Directive: Find each line with the string "text" and copy it.

>>>

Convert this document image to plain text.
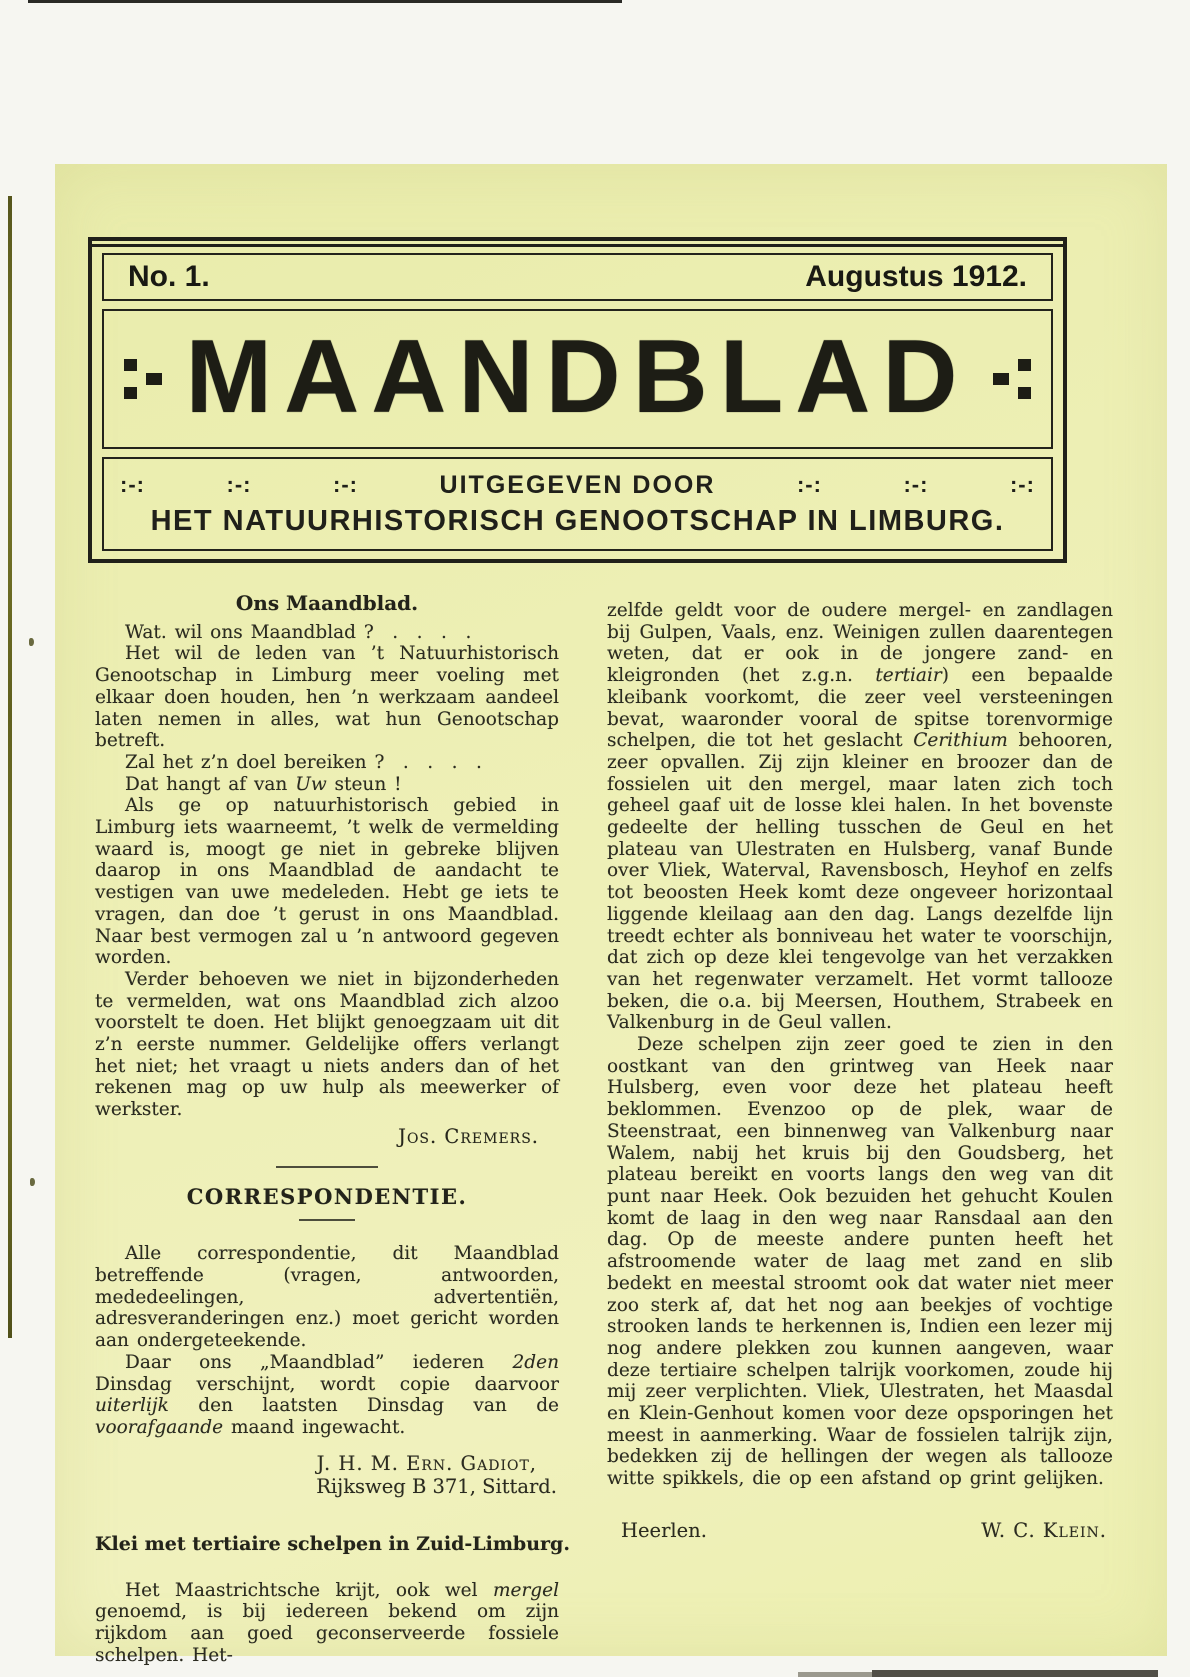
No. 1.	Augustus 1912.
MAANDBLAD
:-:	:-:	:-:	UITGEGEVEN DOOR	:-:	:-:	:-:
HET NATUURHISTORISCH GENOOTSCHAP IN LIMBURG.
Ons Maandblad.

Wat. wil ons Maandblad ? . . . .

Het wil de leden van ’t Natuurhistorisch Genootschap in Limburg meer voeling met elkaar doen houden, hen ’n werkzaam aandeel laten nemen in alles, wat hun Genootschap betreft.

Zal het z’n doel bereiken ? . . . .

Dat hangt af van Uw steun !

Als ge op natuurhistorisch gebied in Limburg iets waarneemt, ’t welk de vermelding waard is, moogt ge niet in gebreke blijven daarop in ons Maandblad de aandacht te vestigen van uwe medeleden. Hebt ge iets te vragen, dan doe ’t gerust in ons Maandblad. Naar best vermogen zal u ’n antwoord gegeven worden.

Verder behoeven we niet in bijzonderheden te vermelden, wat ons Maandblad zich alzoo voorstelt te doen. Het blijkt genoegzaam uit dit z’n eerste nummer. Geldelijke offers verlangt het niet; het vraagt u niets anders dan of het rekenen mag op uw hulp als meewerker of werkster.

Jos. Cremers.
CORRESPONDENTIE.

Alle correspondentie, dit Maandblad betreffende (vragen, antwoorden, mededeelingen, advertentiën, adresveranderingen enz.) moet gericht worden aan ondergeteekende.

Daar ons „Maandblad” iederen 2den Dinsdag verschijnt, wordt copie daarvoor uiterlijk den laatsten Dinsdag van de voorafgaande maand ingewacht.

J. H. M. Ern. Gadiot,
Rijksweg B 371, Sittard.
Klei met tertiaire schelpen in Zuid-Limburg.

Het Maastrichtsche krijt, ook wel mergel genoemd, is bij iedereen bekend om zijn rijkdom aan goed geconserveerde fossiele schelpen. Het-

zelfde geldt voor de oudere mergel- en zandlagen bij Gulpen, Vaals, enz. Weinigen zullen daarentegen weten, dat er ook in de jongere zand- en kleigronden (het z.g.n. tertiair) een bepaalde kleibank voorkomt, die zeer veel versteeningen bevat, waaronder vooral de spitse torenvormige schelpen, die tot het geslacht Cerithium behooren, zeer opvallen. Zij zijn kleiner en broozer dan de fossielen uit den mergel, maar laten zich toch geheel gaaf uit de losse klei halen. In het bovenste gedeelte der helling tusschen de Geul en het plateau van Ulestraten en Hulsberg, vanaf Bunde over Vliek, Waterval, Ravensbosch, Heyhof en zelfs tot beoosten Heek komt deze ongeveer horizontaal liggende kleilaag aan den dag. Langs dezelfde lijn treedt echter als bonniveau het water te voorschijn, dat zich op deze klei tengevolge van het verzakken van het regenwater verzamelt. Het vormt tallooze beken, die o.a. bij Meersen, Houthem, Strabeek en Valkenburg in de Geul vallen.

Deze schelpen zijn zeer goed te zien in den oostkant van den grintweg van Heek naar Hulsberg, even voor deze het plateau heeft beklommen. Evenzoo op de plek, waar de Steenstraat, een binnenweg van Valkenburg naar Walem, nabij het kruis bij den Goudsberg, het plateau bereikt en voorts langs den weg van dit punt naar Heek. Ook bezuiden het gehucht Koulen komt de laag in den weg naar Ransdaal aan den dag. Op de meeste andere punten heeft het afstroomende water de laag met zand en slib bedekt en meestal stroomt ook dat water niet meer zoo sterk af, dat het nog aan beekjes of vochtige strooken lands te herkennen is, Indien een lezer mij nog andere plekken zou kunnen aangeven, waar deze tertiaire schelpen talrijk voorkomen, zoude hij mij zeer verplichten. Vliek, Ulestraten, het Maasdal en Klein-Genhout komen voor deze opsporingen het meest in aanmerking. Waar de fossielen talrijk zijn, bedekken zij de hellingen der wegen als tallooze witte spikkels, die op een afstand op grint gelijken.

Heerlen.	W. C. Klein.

<<<
>>>

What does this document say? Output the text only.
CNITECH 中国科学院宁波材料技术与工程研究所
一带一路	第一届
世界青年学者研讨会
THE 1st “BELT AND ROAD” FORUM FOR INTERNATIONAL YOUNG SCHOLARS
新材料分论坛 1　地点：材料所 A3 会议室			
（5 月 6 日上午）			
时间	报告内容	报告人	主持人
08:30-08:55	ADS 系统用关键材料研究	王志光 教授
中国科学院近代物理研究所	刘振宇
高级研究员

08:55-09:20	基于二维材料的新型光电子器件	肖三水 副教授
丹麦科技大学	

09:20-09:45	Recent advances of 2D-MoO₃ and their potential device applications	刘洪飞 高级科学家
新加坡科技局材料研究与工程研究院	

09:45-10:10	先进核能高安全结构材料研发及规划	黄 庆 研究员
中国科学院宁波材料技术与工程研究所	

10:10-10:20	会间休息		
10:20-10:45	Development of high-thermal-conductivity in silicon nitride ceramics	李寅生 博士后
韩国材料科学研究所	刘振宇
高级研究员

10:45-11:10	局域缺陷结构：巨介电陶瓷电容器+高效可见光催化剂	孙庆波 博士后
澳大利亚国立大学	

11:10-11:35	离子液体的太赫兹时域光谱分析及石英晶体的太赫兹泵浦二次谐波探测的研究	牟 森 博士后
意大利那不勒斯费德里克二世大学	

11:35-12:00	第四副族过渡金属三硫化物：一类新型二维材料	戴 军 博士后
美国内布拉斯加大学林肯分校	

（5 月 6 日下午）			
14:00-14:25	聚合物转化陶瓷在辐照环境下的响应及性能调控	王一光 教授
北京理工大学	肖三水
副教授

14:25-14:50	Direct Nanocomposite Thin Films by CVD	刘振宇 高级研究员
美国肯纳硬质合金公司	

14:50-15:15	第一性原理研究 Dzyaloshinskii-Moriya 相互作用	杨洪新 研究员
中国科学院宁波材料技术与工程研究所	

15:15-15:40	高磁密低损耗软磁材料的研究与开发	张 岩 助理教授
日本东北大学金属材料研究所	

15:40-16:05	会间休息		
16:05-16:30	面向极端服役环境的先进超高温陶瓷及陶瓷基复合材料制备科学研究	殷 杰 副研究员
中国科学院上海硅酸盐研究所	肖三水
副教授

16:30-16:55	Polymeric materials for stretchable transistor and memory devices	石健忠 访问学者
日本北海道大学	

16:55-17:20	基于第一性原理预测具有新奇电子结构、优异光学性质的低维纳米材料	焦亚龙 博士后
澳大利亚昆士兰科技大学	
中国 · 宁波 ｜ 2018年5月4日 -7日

<<<

Correct result:
Convert this document image to plain text.
What does this document say? Output the text only.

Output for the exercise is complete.